### What is asked
Copy every record below exactly as written, but leave out the pictures.

(Dataset listings of figures)
------------------------------
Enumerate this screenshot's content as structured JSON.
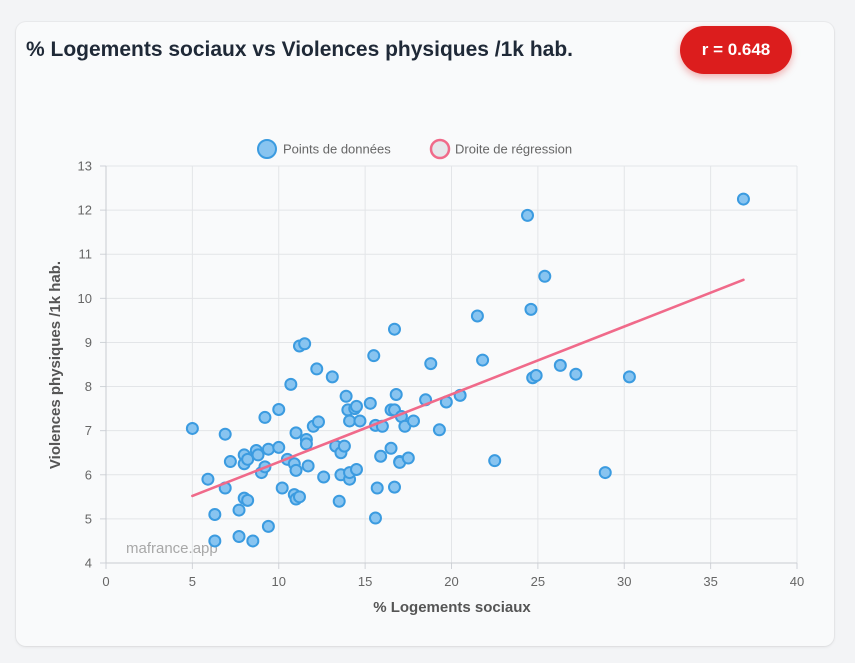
{
  "header": {
    "title": "% Logements sociaux vs Violences physiques /1k hab.",
    "correlation_badge": "r = 0.648"
  },
  "watermark": "mafrance.app",
  "colors": {
    "point_fill": "#88c4f0",
    "point_stroke": "#3b9be0",
    "regression_line": "#f06a8a",
    "badge": "#dc1d1d"
  },
  "chart_data": {
    "type": "scatter",
    "title": "% Logements sociaux vs Violences physiques /1k hab.",
    "xlabel": "% Logements sociaux",
    "ylabel": "Violences physiques /1k hab.",
    "xlim": [
      0,
      40
    ],
    "ylim": [
      4,
      13
    ],
    "xticks": [
      0,
      5,
      10,
      15,
      20,
      25,
      30,
      35,
      40
    ],
    "yticks": [
      4,
      5,
      6,
      7,
      8,
      9,
      10,
      11,
      12,
      13
    ],
    "grid": true,
    "legend_position": "top-center",
    "legend": [
      "Points de données",
      "Droite de régression"
    ],
    "series": [
      {
        "name": "Points de données",
        "points": [
          [
            5.0,
            7.05
          ],
          [
            5.9,
            5.9
          ],
          [
            6.3,
            5.1
          ],
          [
            6.3,
            4.5
          ],
          [
            6.9,
            6.92
          ],
          [
            6.9,
            5.7
          ],
          [
            7.2,
            6.3
          ],
          [
            7.7,
            5.2
          ],
          [
            7.7,
            4.6
          ],
          [
            8.0,
            6.45
          ],
          [
            8.0,
            6.25
          ],
          [
            8.0,
            5.47
          ],
          [
            8.2,
            6.35
          ],
          [
            8.2,
            5.42
          ],
          [
            8.5,
            4.5
          ],
          [
            8.7,
            6.55
          ],
          [
            8.8,
            6.45
          ],
          [
            9.0,
            6.05
          ],
          [
            9.2,
            7.3
          ],
          [
            9.2,
            6.18
          ],
          [
            9.4,
            6.58
          ],
          [
            9.4,
            4.83
          ],
          [
            10.0,
            7.48
          ],
          [
            10.0,
            6.62
          ],
          [
            10.2,
            5.7
          ],
          [
            10.5,
            6.35
          ],
          [
            10.7,
            8.05
          ],
          [
            10.9,
            6.25
          ],
          [
            10.9,
            5.55
          ],
          [
            11.0,
            6.95
          ],
          [
            11.0,
            6.1
          ],
          [
            11.0,
            5.45
          ],
          [
            11.2,
            8.92
          ],
          [
            11.2,
            5.5
          ],
          [
            11.5,
            8.97
          ],
          [
            11.6,
            6.8
          ],
          [
            11.6,
            6.7
          ],
          [
            11.7,
            6.2
          ],
          [
            12.0,
            7.1
          ],
          [
            12.2,
            8.4
          ],
          [
            12.3,
            7.2
          ],
          [
            12.6,
            5.95
          ],
          [
            13.1,
            8.22
          ],
          [
            13.3,
            6.65
          ],
          [
            13.5,
            5.4
          ],
          [
            13.6,
            6.5
          ],
          [
            13.6,
            6.0
          ],
          [
            13.8,
            6.65
          ],
          [
            13.9,
            7.78
          ],
          [
            14.0,
            7.47
          ],
          [
            14.1,
            7.22
          ],
          [
            14.1,
            5.9
          ],
          [
            14.1,
            6.05
          ],
          [
            14.4,
            7.5
          ],
          [
            14.5,
            7.55
          ],
          [
            14.5,
            6.12
          ],
          [
            14.7,
            7.22
          ],
          [
            15.3,
            7.62
          ],
          [
            15.5,
            8.7
          ],
          [
            15.6,
            7.12
          ],
          [
            15.6,
            5.02
          ],
          [
            15.7,
            5.7
          ],
          [
            15.9,
            6.42
          ],
          [
            16.0,
            7.1
          ],
          [
            16.5,
            6.6
          ],
          [
            16.5,
            7.47
          ],
          [
            16.7,
            7.47
          ],
          [
            16.7,
            9.3
          ],
          [
            16.8,
            7.82
          ],
          [
            16.7,
            5.72
          ],
          [
            17.0,
            6.3
          ],
          [
            17.0,
            6.28
          ],
          [
            17.1,
            7.32
          ],
          [
            17.3,
            7.1
          ],
          [
            17.5,
            6.38
          ],
          [
            17.8,
            7.22
          ],
          [
            18.5,
            7.7
          ],
          [
            18.8,
            8.52
          ],
          [
            19.3,
            7.02
          ],
          [
            19.7,
            7.65
          ],
          [
            20.5,
            7.8
          ],
          [
            21.5,
            9.6
          ],
          [
            21.8,
            8.6
          ],
          [
            22.5,
            6.32
          ],
          [
            24.4,
            11.88
          ],
          [
            24.6,
            9.75
          ],
          [
            24.7,
            8.2
          ],
          [
            24.9,
            8.25
          ],
          [
            25.4,
            10.5
          ],
          [
            26.3,
            8.48
          ],
          [
            27.2,
            8.28
          ],
          [
            28.9,
            6.05
          ],
          [
            30.3,
            8.22
          ],
          [
            36.9,
            12.25
          ]
        ]
      },
      {
        "name": "Droite de régression",
        "line": [
          [
            5.0,
            5.52
          ],
          [
            36.9,
            10.42
          ]
        ]
      }
    ]
  }
}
------------------------------
### Exercise response
Enumerate this screenshot's content as structured JSON.
{
  "header": {
    "title": "% Logements sociaux vs Violences physiques /1k hab.",
    "correlation_badge": "r = 0.648"
  },
  "watermark": "mafrance.app",
  "colors": {
    "point_fill": "#88c4f0",
    "point_stroke": "#3b9be0",
    "regression_line": "#f06a8a",
    "badge": "#dc1d1d"
  },
  "chart_data": {
    "type": "scatter",
    "title": "% Logements sociaux vs Violences physiques /1k hab.",
    "xlabel": "% Logements sociaux",
    "ylabel": "Violences physiques /1k hab.",
    "xlim": [
      0,
      40
    ],
    "ylim": [
      4,
      13
    ],
    "xticks": [
      0,
      5,
      10,
      15,
      20,
      25,
      30,
      35,
      40
    ],
    "yticks": [
      4,
      5,
      6,
      7,
      8,
      9,
      10,
      11,
      12,
      13
    ],
    "grid": true,
    "legend_position": "top-center",
    "legend": [
      "Points de données",
      "Droite de régression"
    ],
    "series": [
      {
        "name": "Points de données",
        "points": [
          [
            5.0,
            7.05
          ],
          [
            5.9,
            5.9
          ],
          [
            6.3,
            5.1
          ],
          [
            6.3,
            4.5
          ],
          [
            6.9,
            6.92
          ],
          [
            6.9,
            5.7
          ],
          [
            7.2,
            6.3
          ],
          [
            7.7,
            5.2
          ],
          [
            7.7,
            4.6
          ],
          [
            8.0,
            6.45
          ],
          [
            8.0,
            6.25
          ],
          [
            8.0,
            5.47
          ],
          [
            8.2,
            6.35
          ],
          [
            8.2,
            5.42
          ],
          [
            8.5,
            4.5
          ],
          [
            8.7,
            6.55
          ],
          [
            8.8,
            6.45
          ],
          [
            9.0,
            6.05
          ],
          [
            9.2,
            7.3
          ],
          [
            9.2,
            6.18
          ],
          [
            9.4,
            6.58
          ],
          [
            9.4,
            4.83
          ],
          [
            10.0,
            7.48
          ],
          [
            10.0,
            6.62
          ],
          [
            10.2,
            5.7
          ],
          [
            10.5,
            6.35
          ],
          [
            10.7,
            8.05
          ],
          [
            10.9,
            6.25
          ],
          [
            10.9,
            5.55
          ],
          [
            11.0,
            6.95
          ],
          [
            11.0,
            6.1
          ],
          [
            11.0,
            5.45
          ],
          [
            11.2,
            8.92
          ],
          [
            11.2,
            5.5
          ],
          [
            11.5,
            8.97
          ],
          [
            11.6,
            6.8
          ],
          [
            11.6,
            6.7
          ],
          [
            11.7,
            6.2
          ],
          [
            12.0,
            7.1
          ],
          [
            12.2,
            8.4
          ],
          [
            12.3,
            7.2
          ],
          [
            12.6,
            5.95
          ],
          [
            13.1,
            8.22
          ],
          [
            13.3,
            6.65
          ],
          [
            13.5,
            5.4
          ],
          [
            13.6,
            6.5
          ],
          [
            13.6,
            6.0
          ],
          [
            13.8,
            6.65
          ],
          [
            13.9,
            7.78
          ],
          [
            14.0,
            7.47
          ],
          [
            14.1,
            7.22
          ],
          [
            14.1,
            5.9
          ],
          [
            14.1,
            6.05
          ],
          [
            14.4,
            7.5
          ],
          [
            14.5,
            7.55
          ],
          [
            14.5,
            6.12
          ],
          [
            14.7,
            7.22
          ],
          [
            15.3,
            7.62
          ],
          [
            15.5,
            8.7
          ],
          [
            15.6,
            7.12
          ],
          [
            15.6,
            5.02
          ],
          [
            15.7,
            5.7
          ],
          [
            15.9,
            6.42
          ],
          [
            16.0,
            7.1
          ],
          [
            16.5,
            6.6
          ],
          [
            16.5,
            7.47
          ],
          [
            16.7,
            7.47
          ],
          [
            16.7,
            9.3
          ],
          [
            16.8,
            7.82
          ],
          [
            16.7,
            5.72
          ],
          [
            17.0,
            6.3
          ],
          [
            17.0,
            6.28
          ],
          [
            17.1,
            7.32
          ],
          [
            17.3,
            7.1
          ],
          [
            17.5,
            6.38
          ],
          [
            17.8,
            7.22
          ],
          [
            18.5,
            7.7
          ],
          [
            18.8,
            8.52
          ],
          [
            19.3,
            7.02
          ],
          [
            19.7,
            7.65
          ],
          [
            20.5,
            7.8
          ],
          [
            21.5,
            9.6
          ],
          [
            21.8,
            8.6
          ],
          [
            22.5,
            6.32
          ],
          [
            24.4,
            11.88
          ],
          [
            24.6,
            9.75
          ],
          [
            24.7,
            8.2
          ],
          [
            24.9,
            8.25
          ],
          [
            25.4,
            10.5
          ],
          [
            26.3,
            8.48
          ],
          [
            27.2,
            8.28
          ],
          [
            28.9,
            6.05
          ],
          [
            30.3,
            8.22
          ],
          [
            36.9,
            12.25
          ]
        ]
      },
      {
        "name": "Droite de régression",
        "line": [
          [
            5.0,
            5.52
          ],
          [
            36.9,
            10.42
          ]
        ]
      }
    ]
  }
}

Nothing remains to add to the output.